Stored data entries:
########

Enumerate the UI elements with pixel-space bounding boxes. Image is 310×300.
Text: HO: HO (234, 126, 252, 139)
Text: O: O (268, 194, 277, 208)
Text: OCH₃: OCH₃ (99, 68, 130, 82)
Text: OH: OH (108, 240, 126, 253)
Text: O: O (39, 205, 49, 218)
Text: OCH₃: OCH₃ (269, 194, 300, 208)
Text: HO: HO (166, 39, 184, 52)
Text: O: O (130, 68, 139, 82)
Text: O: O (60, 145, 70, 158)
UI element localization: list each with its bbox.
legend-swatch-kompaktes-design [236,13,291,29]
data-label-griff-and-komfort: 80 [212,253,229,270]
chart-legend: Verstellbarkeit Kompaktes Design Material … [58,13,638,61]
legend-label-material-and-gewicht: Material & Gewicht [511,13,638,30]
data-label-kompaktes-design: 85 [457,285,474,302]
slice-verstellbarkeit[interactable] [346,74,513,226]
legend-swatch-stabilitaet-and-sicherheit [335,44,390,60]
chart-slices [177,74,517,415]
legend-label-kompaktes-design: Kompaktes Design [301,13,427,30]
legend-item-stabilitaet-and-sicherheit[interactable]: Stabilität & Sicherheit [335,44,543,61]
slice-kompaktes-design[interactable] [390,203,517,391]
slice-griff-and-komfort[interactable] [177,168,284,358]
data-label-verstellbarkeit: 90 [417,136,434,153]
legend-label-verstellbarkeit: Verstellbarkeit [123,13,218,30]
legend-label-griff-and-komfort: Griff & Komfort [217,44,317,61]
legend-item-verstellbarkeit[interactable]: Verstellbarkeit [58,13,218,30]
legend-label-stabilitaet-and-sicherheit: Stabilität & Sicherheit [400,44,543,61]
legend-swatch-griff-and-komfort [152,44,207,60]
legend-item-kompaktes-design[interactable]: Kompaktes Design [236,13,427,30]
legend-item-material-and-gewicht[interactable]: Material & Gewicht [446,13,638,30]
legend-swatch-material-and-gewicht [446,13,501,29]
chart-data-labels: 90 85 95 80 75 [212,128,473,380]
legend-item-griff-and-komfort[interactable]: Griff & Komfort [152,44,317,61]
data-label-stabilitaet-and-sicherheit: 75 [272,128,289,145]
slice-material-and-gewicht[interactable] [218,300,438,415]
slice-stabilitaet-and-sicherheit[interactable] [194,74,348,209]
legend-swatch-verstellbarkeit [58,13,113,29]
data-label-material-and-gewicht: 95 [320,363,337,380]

########

◆ Problem details: Duplicate every line of the listing above without any changes.

◆ Result of this task:
Enumerate the UI elements with pixel-space bounding boxes. Image is 310×300.
Text: HO: HO (234, 126, 252, 139)
Text: O: O (268, 194, 277, 208)
Text: OCH₃: OCH₃ (99, 68, 130, 82)
Text: OH: OH (108, 240, 126, 253)
Text: O: O (39, 205, 49, 218)
Text: OCH₃: OCH₃ (269, 194, 300, 208)
Text: HO: HO (166, 39, 184, 52)
Text: O: O (130, 68, 139, 82)
Text: O: O (60, 145, 70, 158)
UI element localization: list each with its bbox.
legend-swatch-kompaktes-design [236,13,291,29]
data-label-griff-and-komfort: 80 [212,253,229,270]
chart-legend: Verstellbarkeit Kompaktes Design Material … [58,13,638,61]
legend-label-material-and-gewicht: Material & Gewicht [511,13,638,30]
data-label-kompaktes-design: 85 [457,285,474,302]
slice-verstellbarkeit[interactable] [346,74,513,226]
legend-swatch-stabilitaet-and-sicherheit [335,44,390,60]
chart-slices [177,74,517,415]
legend-label-kompaktes-design: Kompaktes Design [301,13,427,30]
legend-item-stabilitaet-and-sicherheit[interactable]: Stabilität & Sicherheit [335,44,543,61]
slice-kompaktes-design[interactable] [390,203,517,391]
slice-griff-and-komfort[interactable] [177,168,284,358]
data-label-verstellbarkeit: 90 [417,136,434,153]
legend-label-verstellbarkeit: Verstellbarkeit [123,13,218,30]
legend-label-griff-and-komfort: Griff & Komfort [217,44,317,61]
legend-item-verstellbarkeit[interactable]: Verstellbarkeit [58,13,218,30]
legend-label-stabilitaet-and-sicherheit: Stabilität & Sicherheit [400,44,543,61]
legend-swatch-griff-and-komfort [152,44,207,60]
legend-item-kompaktes-design[interactable]: Kompaktes Design [236,13,427,30]
legend-item-material-and-gewicht[interactable]: Material & Gewicht [446,13,638,30]
legend-swatch-material-and-gewicht [446,13,501,29]
chart-data-labels: 90 85 95 80 75 [212,128,473,380]
legend-item-griff-and-komfort[interactable]: Griff & Komfort [152,44,317,61]
data-label-stabilitaet-and-sicherheit: 75 [272,128,289,145]
slice-material-and-gewicht[interactable] [218,300,438,415]
slice-stabilitaet-and-sicherheit[interactable] [194,74,348,209]
legend-swatch-verstellbarkeit [58,13,113,29]
data-label-material-and-gewicht: 95 [320,363,337,380]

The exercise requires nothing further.